* Begin RECORDS SUPPLIED *

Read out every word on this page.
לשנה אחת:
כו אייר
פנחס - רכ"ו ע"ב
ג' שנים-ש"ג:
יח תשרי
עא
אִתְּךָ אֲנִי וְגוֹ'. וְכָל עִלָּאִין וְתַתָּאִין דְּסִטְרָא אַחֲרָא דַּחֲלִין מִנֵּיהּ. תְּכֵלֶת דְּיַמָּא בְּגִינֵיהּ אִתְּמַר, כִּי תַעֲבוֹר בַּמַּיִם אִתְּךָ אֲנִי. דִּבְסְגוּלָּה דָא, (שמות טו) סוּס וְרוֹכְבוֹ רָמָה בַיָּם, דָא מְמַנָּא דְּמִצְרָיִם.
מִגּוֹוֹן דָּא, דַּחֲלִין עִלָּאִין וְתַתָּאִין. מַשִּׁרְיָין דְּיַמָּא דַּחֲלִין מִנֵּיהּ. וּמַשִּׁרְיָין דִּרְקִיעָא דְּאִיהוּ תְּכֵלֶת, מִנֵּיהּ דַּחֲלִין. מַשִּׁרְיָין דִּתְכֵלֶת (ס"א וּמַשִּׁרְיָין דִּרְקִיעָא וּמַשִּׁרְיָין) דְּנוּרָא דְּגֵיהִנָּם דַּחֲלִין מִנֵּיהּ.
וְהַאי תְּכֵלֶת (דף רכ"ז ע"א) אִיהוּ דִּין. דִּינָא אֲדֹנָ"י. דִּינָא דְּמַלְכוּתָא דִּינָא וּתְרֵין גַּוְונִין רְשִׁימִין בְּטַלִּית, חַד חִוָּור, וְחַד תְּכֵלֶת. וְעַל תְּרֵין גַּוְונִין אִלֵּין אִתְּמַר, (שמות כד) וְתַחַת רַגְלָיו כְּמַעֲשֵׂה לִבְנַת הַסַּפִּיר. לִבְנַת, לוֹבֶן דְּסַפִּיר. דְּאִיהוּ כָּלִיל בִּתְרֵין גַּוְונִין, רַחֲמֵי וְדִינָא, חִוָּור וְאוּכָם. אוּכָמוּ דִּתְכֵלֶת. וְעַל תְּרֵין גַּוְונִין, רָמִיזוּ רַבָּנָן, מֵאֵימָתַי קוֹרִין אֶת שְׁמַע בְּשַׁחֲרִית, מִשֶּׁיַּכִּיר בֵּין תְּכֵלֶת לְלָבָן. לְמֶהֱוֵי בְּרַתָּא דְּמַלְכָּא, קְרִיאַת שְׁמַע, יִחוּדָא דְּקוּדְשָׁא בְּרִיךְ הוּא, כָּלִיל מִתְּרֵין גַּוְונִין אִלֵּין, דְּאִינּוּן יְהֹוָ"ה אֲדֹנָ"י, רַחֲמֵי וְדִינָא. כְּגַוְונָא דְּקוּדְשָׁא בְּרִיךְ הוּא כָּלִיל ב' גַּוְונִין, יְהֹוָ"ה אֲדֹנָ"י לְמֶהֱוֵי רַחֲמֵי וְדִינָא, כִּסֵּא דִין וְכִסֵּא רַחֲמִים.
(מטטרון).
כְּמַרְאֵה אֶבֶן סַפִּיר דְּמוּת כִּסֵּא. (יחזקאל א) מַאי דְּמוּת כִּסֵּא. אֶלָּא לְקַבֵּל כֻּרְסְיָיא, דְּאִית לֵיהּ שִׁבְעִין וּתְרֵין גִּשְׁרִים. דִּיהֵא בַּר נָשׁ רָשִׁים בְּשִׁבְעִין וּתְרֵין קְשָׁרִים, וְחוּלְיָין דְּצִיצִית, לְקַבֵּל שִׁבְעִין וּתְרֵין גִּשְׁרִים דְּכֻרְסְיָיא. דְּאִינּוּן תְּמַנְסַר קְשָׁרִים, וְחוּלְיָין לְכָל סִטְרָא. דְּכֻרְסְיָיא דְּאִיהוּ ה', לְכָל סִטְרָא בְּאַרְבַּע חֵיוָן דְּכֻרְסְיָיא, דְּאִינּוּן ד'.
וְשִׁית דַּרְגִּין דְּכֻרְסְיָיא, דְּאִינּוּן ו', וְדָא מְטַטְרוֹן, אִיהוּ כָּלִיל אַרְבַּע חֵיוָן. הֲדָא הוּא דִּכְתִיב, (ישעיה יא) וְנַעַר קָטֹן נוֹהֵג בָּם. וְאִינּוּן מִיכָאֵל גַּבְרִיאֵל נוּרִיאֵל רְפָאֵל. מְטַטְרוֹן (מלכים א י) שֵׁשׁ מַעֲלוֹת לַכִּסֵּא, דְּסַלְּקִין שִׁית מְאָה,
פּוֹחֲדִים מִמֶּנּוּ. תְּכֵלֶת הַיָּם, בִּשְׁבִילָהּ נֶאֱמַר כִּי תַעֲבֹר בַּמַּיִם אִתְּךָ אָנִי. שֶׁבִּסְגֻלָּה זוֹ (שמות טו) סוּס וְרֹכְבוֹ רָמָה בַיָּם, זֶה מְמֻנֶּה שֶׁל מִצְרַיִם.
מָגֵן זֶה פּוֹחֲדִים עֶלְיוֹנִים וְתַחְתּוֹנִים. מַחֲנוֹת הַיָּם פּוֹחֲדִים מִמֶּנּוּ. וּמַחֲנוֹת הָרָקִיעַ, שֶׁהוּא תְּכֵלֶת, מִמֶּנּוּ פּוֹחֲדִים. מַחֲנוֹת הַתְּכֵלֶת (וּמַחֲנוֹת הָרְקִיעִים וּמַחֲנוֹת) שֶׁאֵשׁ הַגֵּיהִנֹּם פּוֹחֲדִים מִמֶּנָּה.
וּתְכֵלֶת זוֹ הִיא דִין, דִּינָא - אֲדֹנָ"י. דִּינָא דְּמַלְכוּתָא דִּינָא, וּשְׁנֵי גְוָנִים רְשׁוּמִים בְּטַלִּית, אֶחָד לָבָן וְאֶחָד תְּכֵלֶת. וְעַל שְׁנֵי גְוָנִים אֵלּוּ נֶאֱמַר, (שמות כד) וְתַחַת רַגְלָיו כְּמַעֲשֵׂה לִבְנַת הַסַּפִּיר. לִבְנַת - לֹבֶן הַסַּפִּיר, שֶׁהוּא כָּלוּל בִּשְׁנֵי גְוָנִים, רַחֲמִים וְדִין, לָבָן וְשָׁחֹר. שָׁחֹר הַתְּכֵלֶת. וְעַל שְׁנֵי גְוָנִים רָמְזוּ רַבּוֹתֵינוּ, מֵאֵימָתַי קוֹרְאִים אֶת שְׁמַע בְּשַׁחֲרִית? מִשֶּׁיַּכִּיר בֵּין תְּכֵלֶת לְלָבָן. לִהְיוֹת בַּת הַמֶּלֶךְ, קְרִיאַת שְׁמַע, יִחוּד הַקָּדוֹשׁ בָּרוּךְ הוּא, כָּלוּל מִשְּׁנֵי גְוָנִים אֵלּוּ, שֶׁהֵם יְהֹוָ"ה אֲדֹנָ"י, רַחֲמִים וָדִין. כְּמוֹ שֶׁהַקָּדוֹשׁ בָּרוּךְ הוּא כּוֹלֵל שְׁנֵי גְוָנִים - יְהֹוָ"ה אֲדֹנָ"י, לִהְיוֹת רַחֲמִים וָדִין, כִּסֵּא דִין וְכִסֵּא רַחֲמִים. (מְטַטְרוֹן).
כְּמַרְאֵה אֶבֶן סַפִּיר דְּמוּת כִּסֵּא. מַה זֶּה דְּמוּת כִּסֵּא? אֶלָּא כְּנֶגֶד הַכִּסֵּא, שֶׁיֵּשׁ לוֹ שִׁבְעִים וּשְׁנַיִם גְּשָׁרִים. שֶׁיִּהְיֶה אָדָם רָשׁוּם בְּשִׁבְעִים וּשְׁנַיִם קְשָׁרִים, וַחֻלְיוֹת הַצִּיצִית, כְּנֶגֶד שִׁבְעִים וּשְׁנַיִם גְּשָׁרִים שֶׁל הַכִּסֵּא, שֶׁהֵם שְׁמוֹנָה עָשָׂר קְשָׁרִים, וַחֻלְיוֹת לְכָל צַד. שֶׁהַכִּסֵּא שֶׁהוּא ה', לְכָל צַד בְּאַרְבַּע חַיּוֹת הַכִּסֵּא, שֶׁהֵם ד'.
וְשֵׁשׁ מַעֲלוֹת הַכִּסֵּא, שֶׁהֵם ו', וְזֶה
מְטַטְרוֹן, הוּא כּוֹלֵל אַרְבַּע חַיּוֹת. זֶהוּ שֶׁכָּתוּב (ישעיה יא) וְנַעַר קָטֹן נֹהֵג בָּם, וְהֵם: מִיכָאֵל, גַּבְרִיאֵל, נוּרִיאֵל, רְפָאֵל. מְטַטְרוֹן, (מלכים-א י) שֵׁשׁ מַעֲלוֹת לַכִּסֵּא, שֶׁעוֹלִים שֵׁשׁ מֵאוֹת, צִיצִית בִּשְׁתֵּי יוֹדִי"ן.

* End RECORDS SUPPLIED *

* GOAL OF THE EXERCISE: Every line holding "מלכים" should be copied out.

* CORRECT RESPONSE:
וְשִׁית דַּרְגִּין דְּכֻרְסְיָיא, דְּאִינּוּן ו', וְדָא מְטַטְרוֹן, אִיהוּ כָּלִיל אַרְבַּע חֵיוָן. הֲדָא הוּא דִּכְתִיב, (ישעיה יא) וְנַעַר קָטֹן נוֹהֵג בָּם. וְאִינּוּן מִיכָאֵל גַּבְרִיאֵל נוּרִיאֵל רְפָאֵל. מְטַטְרוֹן (מלכים א י) שֵׁשׁ מַעֲלוֹת לַכִּסֵּא, דְּסַלְּקִין שִׁית מְאָה,
מְטַטְרוֹן, הוּא כּוֹלֵל אַרְבַּע חַיּוֹת. זֶהוּ שֶׁכָּתוּב (ישעיה יא) וְנַעַר קָטֹן נֹהֵג בָּם, וְהֵם: מִיכָאֵל, גַּבְרִיאֵל, נוּרִיאֵל, רְפָאֵל. מְטַטְרוֹן, (מלכים-א י) שֵׁשׁ מַעֲלוֹת לַכִּסֵּא, שֶׁעוֹלִים שֵׁשׁ מֵאוֹת, צִיצִית בִּשְׁתֵּי יוֹדִי"ן.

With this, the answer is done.